WHAT YOU ARE ASKED TO DO | Restate, word for word, all of the material shown below.

DATASET EXTRACT |
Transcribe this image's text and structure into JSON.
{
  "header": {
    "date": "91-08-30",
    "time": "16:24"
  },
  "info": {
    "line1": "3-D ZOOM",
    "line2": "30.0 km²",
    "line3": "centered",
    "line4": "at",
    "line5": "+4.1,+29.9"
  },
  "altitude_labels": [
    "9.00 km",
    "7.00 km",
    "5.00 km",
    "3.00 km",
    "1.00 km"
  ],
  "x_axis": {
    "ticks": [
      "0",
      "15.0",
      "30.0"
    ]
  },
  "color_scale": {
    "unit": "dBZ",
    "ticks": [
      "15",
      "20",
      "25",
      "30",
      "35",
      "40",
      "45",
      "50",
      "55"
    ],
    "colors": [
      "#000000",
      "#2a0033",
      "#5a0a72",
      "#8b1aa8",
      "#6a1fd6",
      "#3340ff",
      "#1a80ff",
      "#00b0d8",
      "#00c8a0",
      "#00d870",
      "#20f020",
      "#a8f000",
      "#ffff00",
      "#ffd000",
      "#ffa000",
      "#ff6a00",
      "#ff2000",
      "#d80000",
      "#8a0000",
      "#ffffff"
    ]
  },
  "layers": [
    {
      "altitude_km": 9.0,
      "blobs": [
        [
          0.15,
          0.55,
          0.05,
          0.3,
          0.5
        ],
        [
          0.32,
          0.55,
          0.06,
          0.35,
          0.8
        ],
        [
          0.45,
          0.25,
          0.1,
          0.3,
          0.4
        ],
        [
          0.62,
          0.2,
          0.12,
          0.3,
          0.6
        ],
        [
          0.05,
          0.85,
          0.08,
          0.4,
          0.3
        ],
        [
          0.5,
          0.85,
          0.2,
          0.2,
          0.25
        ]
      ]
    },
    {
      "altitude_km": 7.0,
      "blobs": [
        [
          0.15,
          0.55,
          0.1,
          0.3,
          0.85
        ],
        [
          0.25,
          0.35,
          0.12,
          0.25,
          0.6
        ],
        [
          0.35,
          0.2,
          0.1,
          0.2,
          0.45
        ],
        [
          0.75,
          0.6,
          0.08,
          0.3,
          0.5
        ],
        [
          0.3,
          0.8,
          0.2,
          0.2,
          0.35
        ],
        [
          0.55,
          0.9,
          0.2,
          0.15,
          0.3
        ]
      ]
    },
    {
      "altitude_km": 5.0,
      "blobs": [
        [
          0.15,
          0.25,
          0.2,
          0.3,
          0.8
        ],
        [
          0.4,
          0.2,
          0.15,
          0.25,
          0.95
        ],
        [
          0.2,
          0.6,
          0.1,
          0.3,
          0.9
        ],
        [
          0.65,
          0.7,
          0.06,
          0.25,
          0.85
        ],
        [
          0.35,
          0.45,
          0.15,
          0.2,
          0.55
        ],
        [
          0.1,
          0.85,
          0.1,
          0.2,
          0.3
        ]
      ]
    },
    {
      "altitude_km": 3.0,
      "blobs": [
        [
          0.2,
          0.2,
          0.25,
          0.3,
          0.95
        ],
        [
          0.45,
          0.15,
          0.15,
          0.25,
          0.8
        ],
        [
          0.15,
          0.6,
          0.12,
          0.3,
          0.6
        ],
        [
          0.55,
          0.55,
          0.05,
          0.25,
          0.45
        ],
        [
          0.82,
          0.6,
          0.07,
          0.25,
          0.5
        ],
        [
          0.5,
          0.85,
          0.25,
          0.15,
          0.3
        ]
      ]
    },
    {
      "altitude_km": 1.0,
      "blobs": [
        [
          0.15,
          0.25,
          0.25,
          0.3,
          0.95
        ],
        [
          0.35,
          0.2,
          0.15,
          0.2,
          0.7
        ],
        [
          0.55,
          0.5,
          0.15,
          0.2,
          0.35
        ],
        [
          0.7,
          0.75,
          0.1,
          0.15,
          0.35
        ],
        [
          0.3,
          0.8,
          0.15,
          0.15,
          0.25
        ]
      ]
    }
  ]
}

CORRECT ANSWER |
Transcribe this image's text and structure into JSON.
{
  "header": {
    "date": "91-08-30",
    "time": "16:24"
  },
  "info": {
    "line1": "3-D ZOOM",
    "line2": "30.0 km²",
    "line3": "centered",
    "line4": "at",
    "line5": "+4.1,+29.9"
  },
  "altitude_labels": [
    "9.00 km",
    "7.00 km",
    "5.00 km",
    "3.00 km",
    "1.00 km"
  ],
  "x_axis": {
    "ticks": [
      "0",
      "15.0",
      "30.0"
    ]
  },
  "color_scale": {
    "unit": "dBZ",
    "ticks": [
      "15",
      "20",
      "25",
      "30",
      "35",
      "40",
      "45",
      "50",
      "55"
    ],
    "colors": [
      "#000000",
      "#2a0033",
      "#5a0a72",
      "#8b1aa8",
      "#6a1fd6",
      "#3340ff",
      "#1a80ff",
      "#00b0d8",
      "#00c8a0",
      "#00d870",
      "#20f020",
      "#a8f000",
      "#ffff00",
      "#ffd000",
      "#ffa000",
      "#ff6a00",
      "#ff2000",
      "#d80000",
      "#8a0000",
      "#ffffff"
    ]
  },
  "layers": [
    {
      "altitude_km": 9.0,
      "blobs": [
        [
          0.15,
          0.55,
          0.05,
          0.3,
          0.5
        ],
        [
          0.32,
          0.55,
          0.06,
          0.35,
          0.8
        ],
        [
          0.45,
          0.25,
          0.1,
          0.3,
          0.4
        ],
        [
          0.62,
          0.2,
          0.12,
          0.3,
          0.6
        ],
        [
          0.05,
          0.85,
          0.08,
          0.4,
          0.3
        ],
        [
          0.5,
          0.85,
          0.2,
          0.2,
          0.25
        ]
      ]
    },
    {
      "altitude_km": 7.0,
      "blobs": [
        [
          0.15,
          0.55,
          0.1,
          0.3,
          0.85
        ],
        [
          0.25,
          0.35,
          0.12,
          0.25,
          0.6
        ],
        [
          0.35,
          0.2,
          0.1,
          0.2,
          0.45
        ],
        [
          0.75,
          0.6,
          0.08,
          0.3,
          0.5
        ],
        [
          0.3,
          0.8,
          0.2,
          0.2,
          0.35
        ],
        [
          0.55,
          0.9,
          0.2,
          0.15,
          0.3
        ]
      ]
    },
    {
      "altitude_km": 5.0,
      "blobs": [
        [
          0.15,
          0.25,
          0.2,
          0.3,
          0.8
        ],
        [
          0.4,
          0.2,
          0.15,
          0.25,
          0.95
        ],
        [
          0.2,
          0.6,
          0.1,
          0.3,
          0.9
        ],
        [
          0.65,
          0.7,
          0.06,
          0.25,
          0.85
        ],
        [
          0.35,
          0.45,
          0.15,
          0.2,
          0.55
        ],
        [
          0.1,
          0.85,
          0.1,
          0.2,
          0.3
        ]
      ]
    },
    {
      "altitude_km": 3.0,
      "blobs": [
        [
          0.2,
          0.2,
          0.25,
          0.3,
          0.95
        ],
        [
          0.45,
          0.15,
          0.15,
          0.25,
          0.8
        ],
        [
          0.15,
          0.6,
          0.12,
          0.3,
          0.6
        ],
        [
          0.55,
          0.55,
          0.05,
          0.25,
          0.45
        ],
        [
          0.82,
          0.6,
          0.07,
          0.25,
          0.5
        ],
        [
          0.5,
          0.85,
          0.25,
          0.15,
          0.3
        ]
      ]
    },
    {
      "altitude_km": 1.0,
      "blobs": [
        [
          0.15,
          0.25,
          0.25,
          0.3,
          0.95
        ],
        [
          0.35,
          0.2,
          0.15,
          0.2,
          0.7
        ],
        [
          0.55,
          0.5,
          0.15,
          0.2,
          0.35
        ],
        [
          0.7,
          0.75,
          0.1,
          0.15,
          0.35
        ],
        [
          0.3,
          0.8,
          0.15,
          0.15,
          0.25
        ]
      ]
    }
  ]
}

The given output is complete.